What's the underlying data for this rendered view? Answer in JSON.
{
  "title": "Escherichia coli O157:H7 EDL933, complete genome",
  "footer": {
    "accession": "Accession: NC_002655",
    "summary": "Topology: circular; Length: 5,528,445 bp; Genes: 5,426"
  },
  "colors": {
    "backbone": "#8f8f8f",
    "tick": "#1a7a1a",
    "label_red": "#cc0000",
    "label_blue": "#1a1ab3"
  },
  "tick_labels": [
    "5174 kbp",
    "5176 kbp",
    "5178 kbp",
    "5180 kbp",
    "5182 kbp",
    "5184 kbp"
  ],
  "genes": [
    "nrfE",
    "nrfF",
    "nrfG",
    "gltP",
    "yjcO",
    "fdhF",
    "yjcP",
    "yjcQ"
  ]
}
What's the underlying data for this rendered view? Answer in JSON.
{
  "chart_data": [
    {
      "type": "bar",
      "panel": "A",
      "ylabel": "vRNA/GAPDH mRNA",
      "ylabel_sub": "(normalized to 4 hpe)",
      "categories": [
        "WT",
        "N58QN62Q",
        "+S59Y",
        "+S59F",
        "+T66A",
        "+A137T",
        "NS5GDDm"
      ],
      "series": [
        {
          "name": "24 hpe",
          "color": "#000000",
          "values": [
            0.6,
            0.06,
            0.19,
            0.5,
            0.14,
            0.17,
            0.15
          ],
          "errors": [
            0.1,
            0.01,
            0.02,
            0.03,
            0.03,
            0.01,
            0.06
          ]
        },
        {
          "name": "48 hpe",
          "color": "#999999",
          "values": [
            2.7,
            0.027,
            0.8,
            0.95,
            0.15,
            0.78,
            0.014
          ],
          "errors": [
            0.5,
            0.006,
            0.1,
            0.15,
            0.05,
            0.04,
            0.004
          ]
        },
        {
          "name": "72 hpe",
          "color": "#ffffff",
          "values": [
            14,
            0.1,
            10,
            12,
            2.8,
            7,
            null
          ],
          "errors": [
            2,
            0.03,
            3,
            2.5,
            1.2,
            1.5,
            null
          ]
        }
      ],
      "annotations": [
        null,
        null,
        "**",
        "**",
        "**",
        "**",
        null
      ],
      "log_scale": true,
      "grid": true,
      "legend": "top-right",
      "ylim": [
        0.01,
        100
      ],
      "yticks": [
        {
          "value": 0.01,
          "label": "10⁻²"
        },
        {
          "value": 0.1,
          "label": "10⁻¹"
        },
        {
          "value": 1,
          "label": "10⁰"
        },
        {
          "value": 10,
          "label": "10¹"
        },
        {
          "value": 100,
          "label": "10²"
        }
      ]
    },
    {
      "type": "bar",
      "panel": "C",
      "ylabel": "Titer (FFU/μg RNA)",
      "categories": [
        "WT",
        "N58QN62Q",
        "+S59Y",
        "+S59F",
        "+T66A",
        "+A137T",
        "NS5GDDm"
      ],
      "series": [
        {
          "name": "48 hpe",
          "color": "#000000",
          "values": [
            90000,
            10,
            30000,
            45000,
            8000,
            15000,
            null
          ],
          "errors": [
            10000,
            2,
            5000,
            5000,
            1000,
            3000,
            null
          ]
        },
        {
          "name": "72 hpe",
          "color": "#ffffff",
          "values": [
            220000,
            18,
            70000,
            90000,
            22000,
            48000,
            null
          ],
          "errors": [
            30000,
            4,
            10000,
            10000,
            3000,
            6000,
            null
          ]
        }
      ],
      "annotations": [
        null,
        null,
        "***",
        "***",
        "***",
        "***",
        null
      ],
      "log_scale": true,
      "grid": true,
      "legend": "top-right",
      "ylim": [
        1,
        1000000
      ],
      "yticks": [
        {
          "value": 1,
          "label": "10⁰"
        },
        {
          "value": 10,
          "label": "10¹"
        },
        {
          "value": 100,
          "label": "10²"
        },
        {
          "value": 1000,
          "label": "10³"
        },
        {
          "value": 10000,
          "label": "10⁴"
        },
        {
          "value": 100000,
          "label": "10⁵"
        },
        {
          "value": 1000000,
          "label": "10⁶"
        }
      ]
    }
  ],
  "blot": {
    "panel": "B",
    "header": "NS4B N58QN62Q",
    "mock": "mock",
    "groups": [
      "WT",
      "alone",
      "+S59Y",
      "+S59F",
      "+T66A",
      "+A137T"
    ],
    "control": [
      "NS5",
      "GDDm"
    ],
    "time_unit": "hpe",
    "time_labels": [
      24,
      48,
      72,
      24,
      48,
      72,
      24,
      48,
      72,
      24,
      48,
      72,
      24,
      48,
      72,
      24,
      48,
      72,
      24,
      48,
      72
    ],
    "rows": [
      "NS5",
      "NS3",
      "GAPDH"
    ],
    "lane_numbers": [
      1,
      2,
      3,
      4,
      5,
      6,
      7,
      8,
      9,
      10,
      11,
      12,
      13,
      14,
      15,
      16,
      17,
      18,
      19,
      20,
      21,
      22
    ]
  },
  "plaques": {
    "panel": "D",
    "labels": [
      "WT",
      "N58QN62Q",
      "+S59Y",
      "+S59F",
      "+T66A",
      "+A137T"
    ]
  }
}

○ ○ ○ ○ ○ ○ ○

Instructions to follow
Every line of data must be returned unchanged.

Your solution
What's the underlying data for this rendered view? Answer in JSON.
{
  "title": "Escherichia coli O157:H7 EDL933, complete genome",
  "footer": {
    "accession": "Accession: NC_002655",
    "summary": "Topology: circular; Length: 5,528,445 bp; Genes: 5,426"
  },
  "colors": {
    "backbone": "#8f8f8f",
    "tick": "#1a7a1a",
    "label_red": "#cc0000",
    "label_blue": "#1a1ab3"
  },
  "tick_labels": [
    "5174 kbp",
    "5176 kbp",
    "5178 kbp",
    "5180 kbp",
    "5182 kbp",
    "5184 kbp"
  ],
  "genes": [
    "nrfE",
    "nrfF",
    "nrfG",
    "gltP",
    "yjcO",
    "fdhF",
    "yjcP",
    "yjcQ"
  ]
}
What's the underlying data for this rendered view? Answer in JSON.
{
  "chart_data": [
    {
      "type": "bar",
      "panel": "A",
      "ylabel": "vRNA/GAPDH mRNA",
      "ylabel_sub": "(normalized to 4 hpe)",
      "categories": [
        "WT",
        "N58QN62Q",
        "+S59Y",
        "+S59F",
        "+T66A",
        "+A137T",
        "NS5GDDm"
      ],
      "series": [
        {
          "name": "24 hpe",
          "color": "#000000",
          "values": [
            0.6,
            0.06,
            0.19,
            0.5,
            0.14,
            0.17,
            0.15
          ],
          "errors": [
            0.1,
            0.01,
            0.02,
            0.03,
            0.03,
            0.01,
            0.06
          ]
        },
        {
          "name": "48 hpe",
          "color": "#999999",
          "values": [
            2.7,
            0.027,
            0.8,
            0.95,
            0.15,
            0.78,
            0.014
          ],
          "errors": [
            0.5,
            0.006,
            0.1,
            0.15,
            0.05,
            0.04,
            0.004
          ]
        },
        {
          "name": "72 hpe",
          "color": "#ffffff",
          "values": [
            14,
            0.1,
            10,
            12,
            2.8,
            7,
            null
          ],
          "errors": [
            2,
            0.03,
            3,
            2.5,
            1.2,
            1.5,
            null
          ]
        }
      ],
      "annotations": [
        null,
        null,
        "**",
        "**",
        "**",
        "**",
        null
      ],
      "log_scale": true,
      "grid": true,
      "legend": "top-right",
      "ylim": [
        0.01,
        100
      ],
      "yticks": [
        {
          "value": 0.01,
          "label": "10⁻²"
        },
        {
          "value": 0.1,
          "label": "10⁻¹"
        },
        {
          "value": 1,
          "label": "10⁰"
        },
        {
          "value": 10,
          "label": "10¹"
        },
        {
          "value": 100,
          "label": "10²"
        }
      ]
    },
    {
      "type": "bar",
      "panel": "C",
      "ylabel": "Titer (FFU/μg RNA)",
      "categories": [
        "WT",
        "N58QN62Q",
        "+S59Y",
        "+S59F",
        "+T66A",
        "+A137T",
        "NS5GDDm"
      ],
      "series": [
        {
          "name": "48 hpe",
          "color": "#000000",
          "values": [
            90000,
            10,
            30000,
            45000,
            8000,
            15000,
            null
          ],
          "errors": [
            10000,
            2,
            5000,
            5000,
            1000,
            3000,
            null
          ]
        },
        {
          "name": "72 hpe",
          "color": "#ffffff",
          "values": [
            220000,
            18,
            70000,
            90000,
            22000,
            48000,
            null
          ],
          "errors": [
            30000,
            4,
            10000,
            10000,
            3000,
            6000,
            null
          ]
        }
      ],
      "annotations": [
        null,
        null,
        "***",
        "***",
        "***",
        "***",
        null
      ],
      "log_scale": true,
      "grid": true,
      "legend": "top-right",
      "ylim": [
        1,
        1000000
      ],
      "yticks": [
        {
          "value": 1,
          "label": "10⁰"
        },
        {
          "value": 10,
          "label": "10¹"
        },
        {
          "value": 100,
          "label": "10²"
        },
        {
          "value": 1000,
          "label": "10³"
        },
        {
          "value": 10000,
          "label": "10⁴"
        },
        {
          "value": 100000,
          "label": "10⁵"
        },
        {
          "value": 1000000,
          "label": "10⁶"
        }
      ]
    }
  ],
  "blot": {
    "panel": "B",
    "header": "NS4B N58QN62Q",
    "mock": "mock",
    "groups": [
      "WT",
      "alone",
      "+S59Y",
      "+S59F",
      "+T66A",
      "+A137T"
    ],
    "control": [
      "NS5",
      "GDDm"
    ],
    "time_unit": "hpe",
    "time_labels": [
      24,
      48,
      72,
      24,
      48,
      72,
      24,
      48,
      72,
      24,
      48,
      72,
      24,
      48,
      72,
      24,
      48,
      72,
      24,
      48,
      72
    ],
    "rows": [
      "NS5",
      "NS3",
      "GAPDH"
    ],
    "lane_numbers": [
      1,
      2,
      3,
      4,
      5,
      6,
      7,
      8,
      9,
      10,
      11,
      12,
      13,
      14,
      15,
      16,
      17,
      18,
      19,
      20,
      21,
      22
    ]
  },
  "plaques": {
    "panel": "D",
    "labels": [
      "WT",
      "N58QN62Q",
      "+S59Y",
      "+S59F",
      "+T66A",
      "+A137T"
    ]
  }
}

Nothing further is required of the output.